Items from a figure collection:
○ ○ ○ ○

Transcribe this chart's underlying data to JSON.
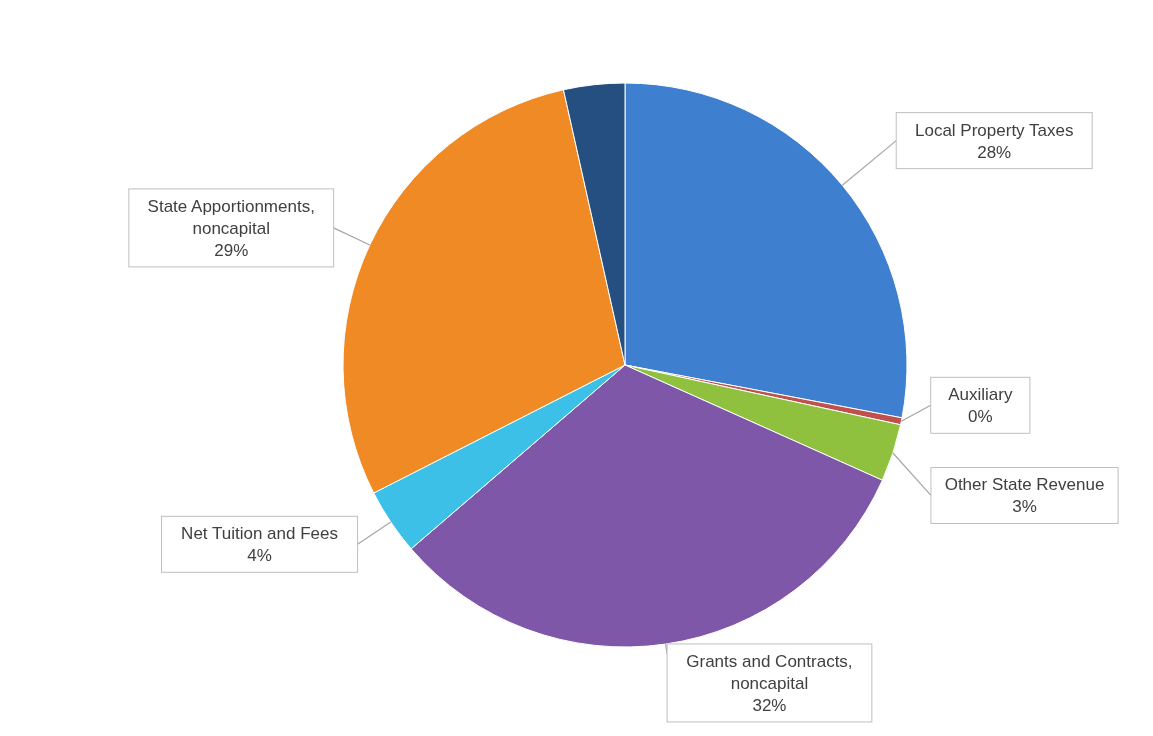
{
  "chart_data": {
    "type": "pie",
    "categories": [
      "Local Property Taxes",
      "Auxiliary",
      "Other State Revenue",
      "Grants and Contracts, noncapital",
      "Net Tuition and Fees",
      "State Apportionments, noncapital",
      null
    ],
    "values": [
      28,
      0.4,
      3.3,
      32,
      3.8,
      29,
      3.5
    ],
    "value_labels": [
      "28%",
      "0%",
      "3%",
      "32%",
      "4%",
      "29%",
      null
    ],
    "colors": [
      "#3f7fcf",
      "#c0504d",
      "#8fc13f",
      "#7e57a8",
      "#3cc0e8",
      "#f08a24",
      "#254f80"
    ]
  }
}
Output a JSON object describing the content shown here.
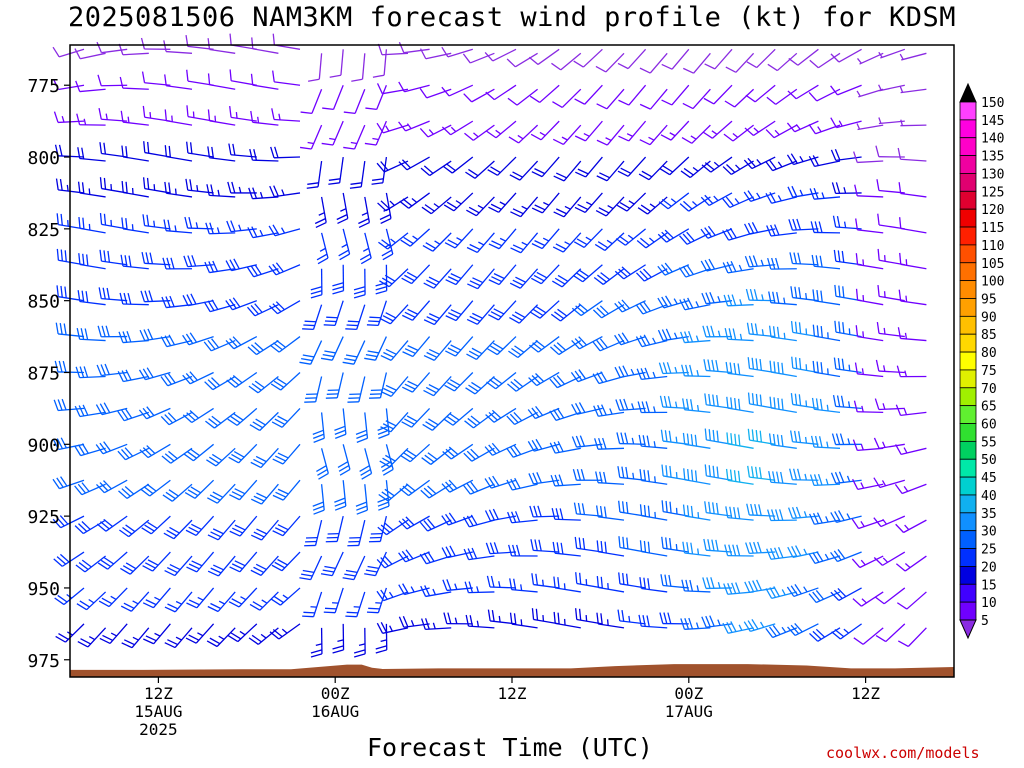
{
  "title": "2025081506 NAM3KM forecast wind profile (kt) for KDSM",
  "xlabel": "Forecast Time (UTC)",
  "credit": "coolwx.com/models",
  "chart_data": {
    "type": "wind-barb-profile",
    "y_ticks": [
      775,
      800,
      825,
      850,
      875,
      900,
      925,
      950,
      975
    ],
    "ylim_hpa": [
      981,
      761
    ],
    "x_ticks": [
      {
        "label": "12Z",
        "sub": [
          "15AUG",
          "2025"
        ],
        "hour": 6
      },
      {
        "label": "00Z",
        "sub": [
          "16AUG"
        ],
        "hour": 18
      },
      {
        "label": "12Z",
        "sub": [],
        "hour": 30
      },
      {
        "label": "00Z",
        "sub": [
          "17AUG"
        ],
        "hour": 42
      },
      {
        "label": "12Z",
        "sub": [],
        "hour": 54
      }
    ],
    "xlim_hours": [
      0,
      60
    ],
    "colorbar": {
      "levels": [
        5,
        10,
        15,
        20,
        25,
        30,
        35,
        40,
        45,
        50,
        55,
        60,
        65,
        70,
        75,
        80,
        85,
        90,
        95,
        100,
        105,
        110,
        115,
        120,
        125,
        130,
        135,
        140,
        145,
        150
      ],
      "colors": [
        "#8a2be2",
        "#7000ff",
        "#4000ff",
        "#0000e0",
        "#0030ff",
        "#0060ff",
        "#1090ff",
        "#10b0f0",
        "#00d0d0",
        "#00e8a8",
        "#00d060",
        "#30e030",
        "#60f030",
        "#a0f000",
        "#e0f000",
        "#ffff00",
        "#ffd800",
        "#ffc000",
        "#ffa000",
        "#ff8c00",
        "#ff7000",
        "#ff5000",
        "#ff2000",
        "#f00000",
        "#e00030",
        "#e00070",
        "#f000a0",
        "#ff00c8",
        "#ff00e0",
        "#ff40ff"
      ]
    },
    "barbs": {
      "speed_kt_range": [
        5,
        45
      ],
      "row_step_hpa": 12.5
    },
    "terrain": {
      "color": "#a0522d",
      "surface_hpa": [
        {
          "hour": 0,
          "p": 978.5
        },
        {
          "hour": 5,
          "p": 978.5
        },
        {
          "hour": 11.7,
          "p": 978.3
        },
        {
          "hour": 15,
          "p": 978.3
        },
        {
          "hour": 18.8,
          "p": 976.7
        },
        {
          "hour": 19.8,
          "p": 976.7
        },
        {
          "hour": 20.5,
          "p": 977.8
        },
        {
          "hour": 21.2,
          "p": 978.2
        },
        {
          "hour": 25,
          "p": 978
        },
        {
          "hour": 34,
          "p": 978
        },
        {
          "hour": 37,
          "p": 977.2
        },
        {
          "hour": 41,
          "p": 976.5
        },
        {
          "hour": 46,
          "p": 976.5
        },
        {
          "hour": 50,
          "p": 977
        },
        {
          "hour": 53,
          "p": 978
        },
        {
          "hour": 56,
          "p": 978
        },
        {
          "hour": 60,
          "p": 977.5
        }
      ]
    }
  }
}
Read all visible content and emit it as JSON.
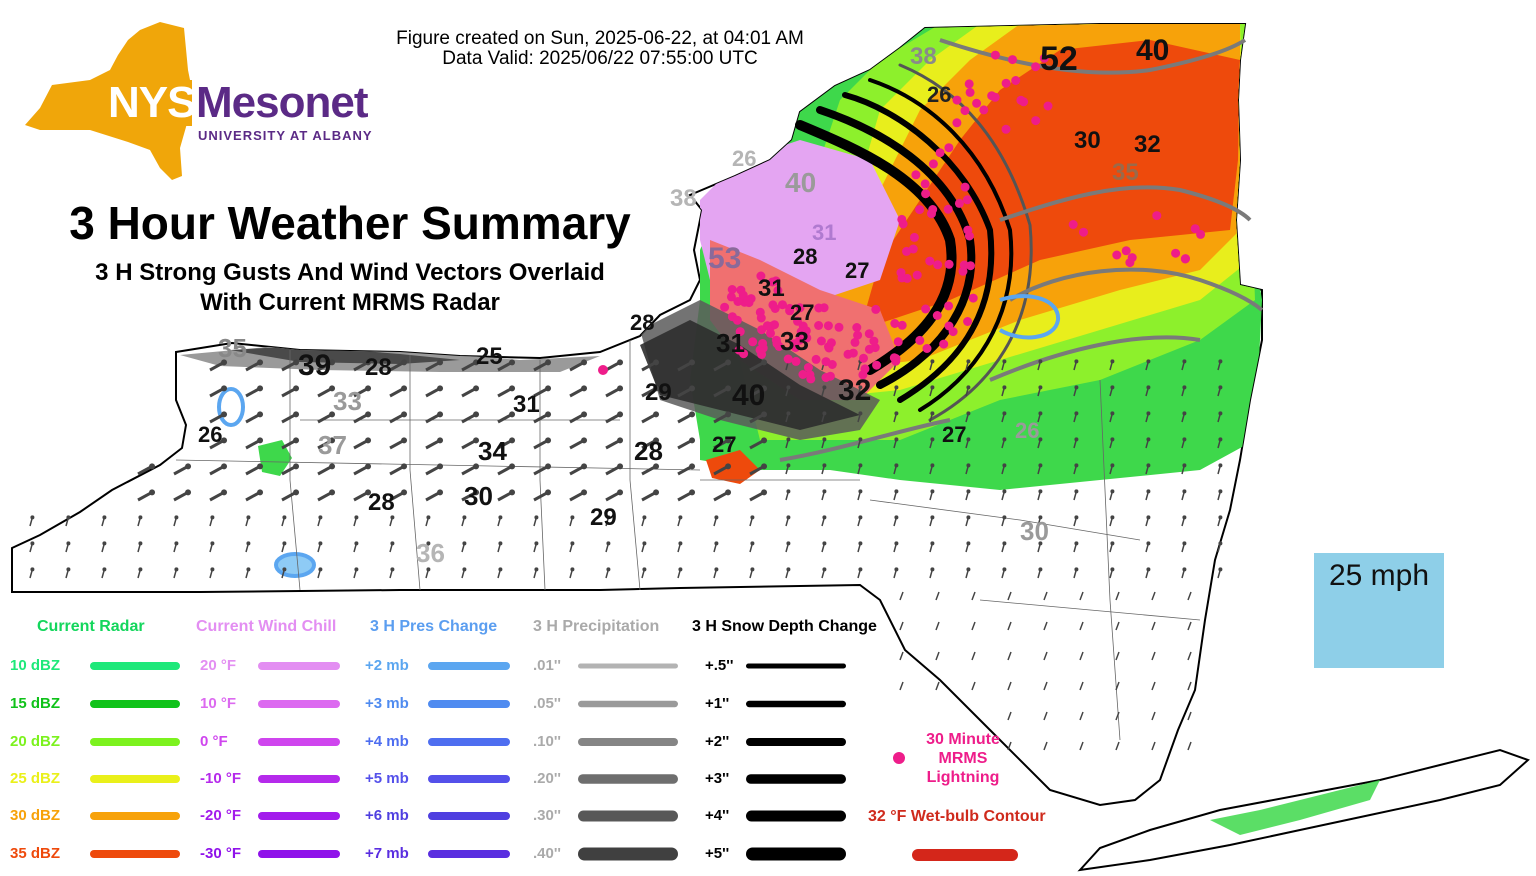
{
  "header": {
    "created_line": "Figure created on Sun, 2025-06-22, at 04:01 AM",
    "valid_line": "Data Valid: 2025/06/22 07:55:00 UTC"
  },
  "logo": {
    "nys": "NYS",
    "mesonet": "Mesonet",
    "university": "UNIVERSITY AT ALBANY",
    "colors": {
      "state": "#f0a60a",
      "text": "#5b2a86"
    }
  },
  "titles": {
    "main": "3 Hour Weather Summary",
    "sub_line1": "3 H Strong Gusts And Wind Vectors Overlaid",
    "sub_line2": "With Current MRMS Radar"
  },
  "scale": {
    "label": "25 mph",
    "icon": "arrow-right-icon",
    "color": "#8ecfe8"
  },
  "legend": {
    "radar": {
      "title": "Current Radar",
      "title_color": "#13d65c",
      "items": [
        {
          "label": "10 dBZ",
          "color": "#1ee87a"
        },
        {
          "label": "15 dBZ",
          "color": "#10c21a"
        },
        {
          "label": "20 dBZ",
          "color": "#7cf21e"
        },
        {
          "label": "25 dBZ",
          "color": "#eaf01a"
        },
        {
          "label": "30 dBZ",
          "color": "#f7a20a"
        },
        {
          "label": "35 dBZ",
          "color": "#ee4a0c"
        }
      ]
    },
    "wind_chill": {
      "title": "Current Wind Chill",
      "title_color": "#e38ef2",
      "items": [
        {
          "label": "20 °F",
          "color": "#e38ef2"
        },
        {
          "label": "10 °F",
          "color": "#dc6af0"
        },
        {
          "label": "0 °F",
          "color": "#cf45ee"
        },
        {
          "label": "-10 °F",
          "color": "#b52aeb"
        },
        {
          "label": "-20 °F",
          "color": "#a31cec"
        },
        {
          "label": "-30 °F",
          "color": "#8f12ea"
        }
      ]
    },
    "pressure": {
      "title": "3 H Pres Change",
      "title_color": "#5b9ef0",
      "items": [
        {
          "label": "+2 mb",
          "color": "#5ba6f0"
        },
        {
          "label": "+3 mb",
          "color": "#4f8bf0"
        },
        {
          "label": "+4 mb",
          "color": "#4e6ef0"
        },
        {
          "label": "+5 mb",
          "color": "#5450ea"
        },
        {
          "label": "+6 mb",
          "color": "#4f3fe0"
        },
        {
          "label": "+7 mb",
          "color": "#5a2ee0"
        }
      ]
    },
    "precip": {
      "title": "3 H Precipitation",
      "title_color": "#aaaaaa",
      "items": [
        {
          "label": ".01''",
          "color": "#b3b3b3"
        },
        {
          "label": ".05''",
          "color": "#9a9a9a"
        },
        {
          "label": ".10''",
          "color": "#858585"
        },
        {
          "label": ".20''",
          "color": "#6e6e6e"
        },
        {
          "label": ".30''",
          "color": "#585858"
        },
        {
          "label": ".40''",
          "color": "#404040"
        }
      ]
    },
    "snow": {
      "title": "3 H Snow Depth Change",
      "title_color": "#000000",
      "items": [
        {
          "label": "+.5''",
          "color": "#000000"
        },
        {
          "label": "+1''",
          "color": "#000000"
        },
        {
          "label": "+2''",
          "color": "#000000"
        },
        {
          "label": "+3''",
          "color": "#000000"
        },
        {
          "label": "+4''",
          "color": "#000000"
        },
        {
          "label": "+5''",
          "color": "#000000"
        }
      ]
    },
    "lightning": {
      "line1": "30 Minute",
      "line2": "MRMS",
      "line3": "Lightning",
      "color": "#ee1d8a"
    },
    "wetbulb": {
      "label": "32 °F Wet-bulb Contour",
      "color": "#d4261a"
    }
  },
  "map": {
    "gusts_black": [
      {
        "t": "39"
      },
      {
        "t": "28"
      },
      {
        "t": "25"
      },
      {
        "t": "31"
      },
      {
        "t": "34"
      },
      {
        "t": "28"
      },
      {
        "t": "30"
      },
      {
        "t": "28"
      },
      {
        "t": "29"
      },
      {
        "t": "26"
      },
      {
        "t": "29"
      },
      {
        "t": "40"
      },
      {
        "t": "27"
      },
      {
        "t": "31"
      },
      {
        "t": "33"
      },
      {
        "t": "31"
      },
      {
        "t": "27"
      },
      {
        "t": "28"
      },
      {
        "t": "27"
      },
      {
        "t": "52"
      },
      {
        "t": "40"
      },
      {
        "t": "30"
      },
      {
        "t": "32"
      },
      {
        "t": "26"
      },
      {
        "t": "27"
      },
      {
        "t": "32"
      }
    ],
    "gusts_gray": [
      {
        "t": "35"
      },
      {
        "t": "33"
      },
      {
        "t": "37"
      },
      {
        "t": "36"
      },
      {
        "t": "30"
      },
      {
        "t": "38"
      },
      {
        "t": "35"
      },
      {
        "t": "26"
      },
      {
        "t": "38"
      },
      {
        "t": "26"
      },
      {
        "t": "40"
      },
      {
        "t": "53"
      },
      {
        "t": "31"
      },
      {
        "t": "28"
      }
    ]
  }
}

○ ○ ○ ○

— Given task —
Gather every line containing the word "noncapital" and copy it.

— Answer to this exercise —
      "Grants and Contracts, noncapital",
      "State Apportionments, noncapital",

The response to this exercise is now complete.